Set task
Go through the listing below and list every line with "accent".

BEGIN Raw records

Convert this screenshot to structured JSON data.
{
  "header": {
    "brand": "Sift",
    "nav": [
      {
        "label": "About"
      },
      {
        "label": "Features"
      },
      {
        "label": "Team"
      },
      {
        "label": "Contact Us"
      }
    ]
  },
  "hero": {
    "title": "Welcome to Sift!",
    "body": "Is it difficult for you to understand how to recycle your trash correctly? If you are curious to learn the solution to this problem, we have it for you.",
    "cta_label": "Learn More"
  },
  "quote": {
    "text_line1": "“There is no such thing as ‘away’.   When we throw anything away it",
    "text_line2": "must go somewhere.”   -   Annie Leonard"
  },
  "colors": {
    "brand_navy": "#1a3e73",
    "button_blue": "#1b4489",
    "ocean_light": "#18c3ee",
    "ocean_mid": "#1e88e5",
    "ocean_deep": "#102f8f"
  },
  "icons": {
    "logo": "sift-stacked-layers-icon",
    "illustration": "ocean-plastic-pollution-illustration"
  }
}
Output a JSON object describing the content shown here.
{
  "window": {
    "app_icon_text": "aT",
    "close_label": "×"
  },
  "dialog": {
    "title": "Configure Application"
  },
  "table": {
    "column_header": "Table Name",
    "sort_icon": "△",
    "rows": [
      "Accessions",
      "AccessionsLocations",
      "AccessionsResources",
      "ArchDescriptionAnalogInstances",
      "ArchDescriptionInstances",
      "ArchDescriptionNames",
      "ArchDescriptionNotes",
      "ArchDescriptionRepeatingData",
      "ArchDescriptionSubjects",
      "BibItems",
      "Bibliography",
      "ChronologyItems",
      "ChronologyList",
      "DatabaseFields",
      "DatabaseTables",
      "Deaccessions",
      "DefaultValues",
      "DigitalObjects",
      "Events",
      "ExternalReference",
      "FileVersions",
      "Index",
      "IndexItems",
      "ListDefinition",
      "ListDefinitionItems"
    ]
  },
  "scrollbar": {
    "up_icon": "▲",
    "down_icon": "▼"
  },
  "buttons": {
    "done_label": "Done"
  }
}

END Raw records
BEGIN Raw records

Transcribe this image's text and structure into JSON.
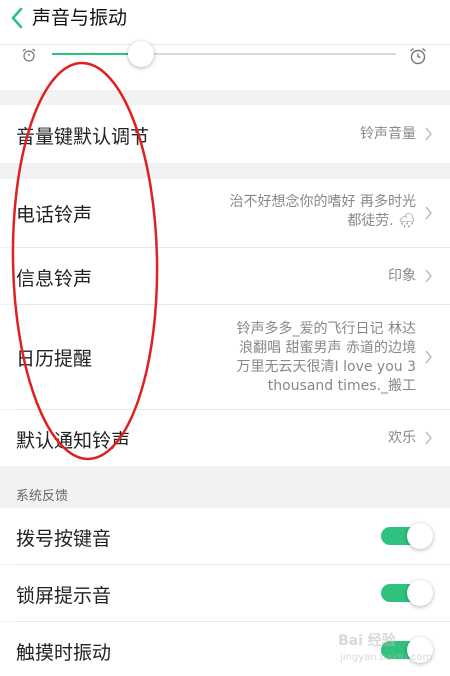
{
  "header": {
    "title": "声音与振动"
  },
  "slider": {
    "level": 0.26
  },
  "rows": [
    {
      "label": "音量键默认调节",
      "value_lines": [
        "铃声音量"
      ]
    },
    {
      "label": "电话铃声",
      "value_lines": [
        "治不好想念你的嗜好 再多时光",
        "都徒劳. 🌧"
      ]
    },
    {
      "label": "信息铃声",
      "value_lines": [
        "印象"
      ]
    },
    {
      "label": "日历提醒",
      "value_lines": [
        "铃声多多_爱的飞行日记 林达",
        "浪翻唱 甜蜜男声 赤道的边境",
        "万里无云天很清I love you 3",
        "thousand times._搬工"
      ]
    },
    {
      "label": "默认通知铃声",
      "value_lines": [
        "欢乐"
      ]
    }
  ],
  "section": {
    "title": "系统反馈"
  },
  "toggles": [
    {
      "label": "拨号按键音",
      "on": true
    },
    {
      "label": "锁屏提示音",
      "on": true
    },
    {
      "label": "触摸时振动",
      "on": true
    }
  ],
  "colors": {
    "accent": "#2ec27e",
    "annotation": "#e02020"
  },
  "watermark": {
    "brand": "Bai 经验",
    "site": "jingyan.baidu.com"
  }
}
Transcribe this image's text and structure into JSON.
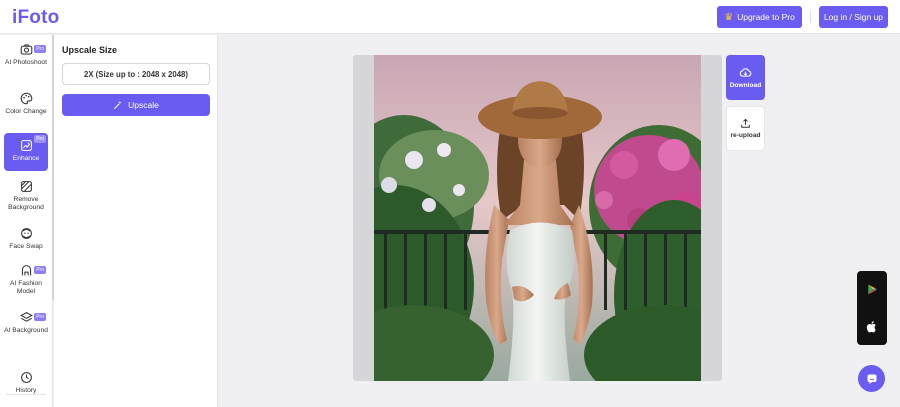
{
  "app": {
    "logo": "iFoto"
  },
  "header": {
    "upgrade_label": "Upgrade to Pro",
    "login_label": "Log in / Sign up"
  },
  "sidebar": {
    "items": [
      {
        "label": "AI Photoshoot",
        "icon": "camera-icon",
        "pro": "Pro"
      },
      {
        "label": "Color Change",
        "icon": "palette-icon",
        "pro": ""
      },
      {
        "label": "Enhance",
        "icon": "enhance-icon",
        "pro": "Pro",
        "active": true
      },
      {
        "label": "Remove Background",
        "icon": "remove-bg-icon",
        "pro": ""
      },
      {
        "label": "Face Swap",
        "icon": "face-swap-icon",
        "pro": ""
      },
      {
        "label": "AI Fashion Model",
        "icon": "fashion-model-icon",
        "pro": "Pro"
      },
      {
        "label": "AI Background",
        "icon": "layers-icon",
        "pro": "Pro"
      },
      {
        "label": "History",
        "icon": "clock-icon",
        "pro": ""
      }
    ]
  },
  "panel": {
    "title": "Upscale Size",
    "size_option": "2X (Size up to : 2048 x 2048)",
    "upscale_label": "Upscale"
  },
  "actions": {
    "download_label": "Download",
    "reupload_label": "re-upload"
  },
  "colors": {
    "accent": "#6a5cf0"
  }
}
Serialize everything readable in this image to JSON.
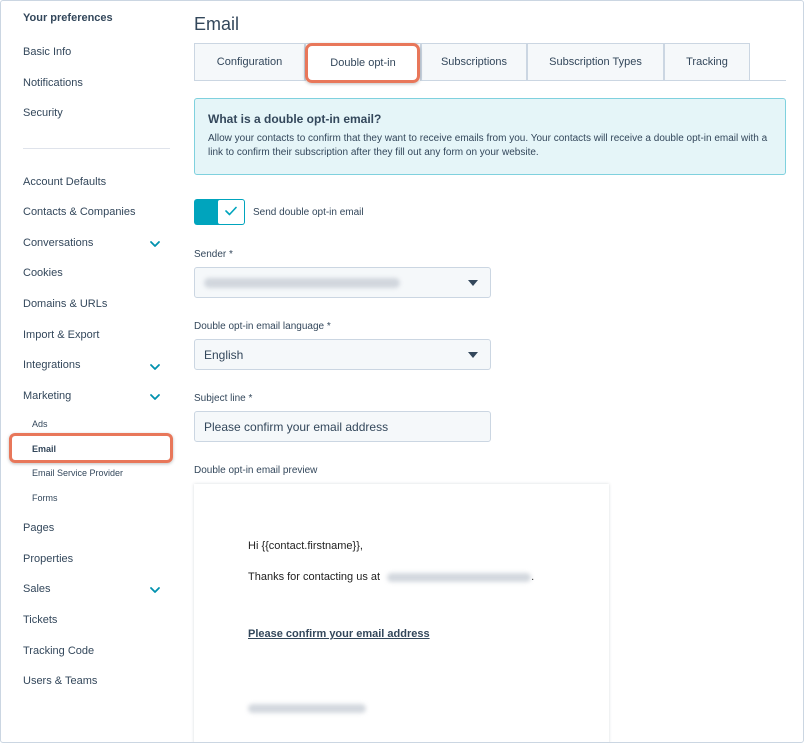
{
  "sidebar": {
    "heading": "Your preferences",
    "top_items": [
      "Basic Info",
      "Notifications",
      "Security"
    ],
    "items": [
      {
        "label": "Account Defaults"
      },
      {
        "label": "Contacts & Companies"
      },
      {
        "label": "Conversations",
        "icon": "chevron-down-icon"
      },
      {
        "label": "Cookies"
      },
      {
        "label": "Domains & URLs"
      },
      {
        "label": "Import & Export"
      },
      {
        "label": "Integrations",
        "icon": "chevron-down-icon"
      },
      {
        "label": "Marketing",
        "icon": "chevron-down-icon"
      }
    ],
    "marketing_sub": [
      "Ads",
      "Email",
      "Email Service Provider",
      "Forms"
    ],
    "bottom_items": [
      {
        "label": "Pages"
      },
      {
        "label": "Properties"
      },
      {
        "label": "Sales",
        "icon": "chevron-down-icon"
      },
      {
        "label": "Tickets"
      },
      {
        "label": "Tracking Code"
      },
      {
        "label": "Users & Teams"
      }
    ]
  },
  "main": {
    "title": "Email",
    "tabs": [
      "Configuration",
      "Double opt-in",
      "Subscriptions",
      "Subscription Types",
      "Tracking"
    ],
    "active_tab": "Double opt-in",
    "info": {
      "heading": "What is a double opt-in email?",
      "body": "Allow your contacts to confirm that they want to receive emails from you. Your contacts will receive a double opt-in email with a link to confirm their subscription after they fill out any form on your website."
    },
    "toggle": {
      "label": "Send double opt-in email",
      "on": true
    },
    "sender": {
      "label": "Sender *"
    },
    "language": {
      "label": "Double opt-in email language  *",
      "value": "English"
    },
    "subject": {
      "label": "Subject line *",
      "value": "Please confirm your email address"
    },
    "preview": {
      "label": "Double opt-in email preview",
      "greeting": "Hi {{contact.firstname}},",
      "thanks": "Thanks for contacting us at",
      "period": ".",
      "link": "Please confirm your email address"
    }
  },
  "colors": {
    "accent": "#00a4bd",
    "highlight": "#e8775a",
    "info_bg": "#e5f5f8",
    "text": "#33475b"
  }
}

END Raw records

Expected answer
    "accent": "#2ec27e",
    "accent": "#6a5cf0"
    "accent": "#00a4bd",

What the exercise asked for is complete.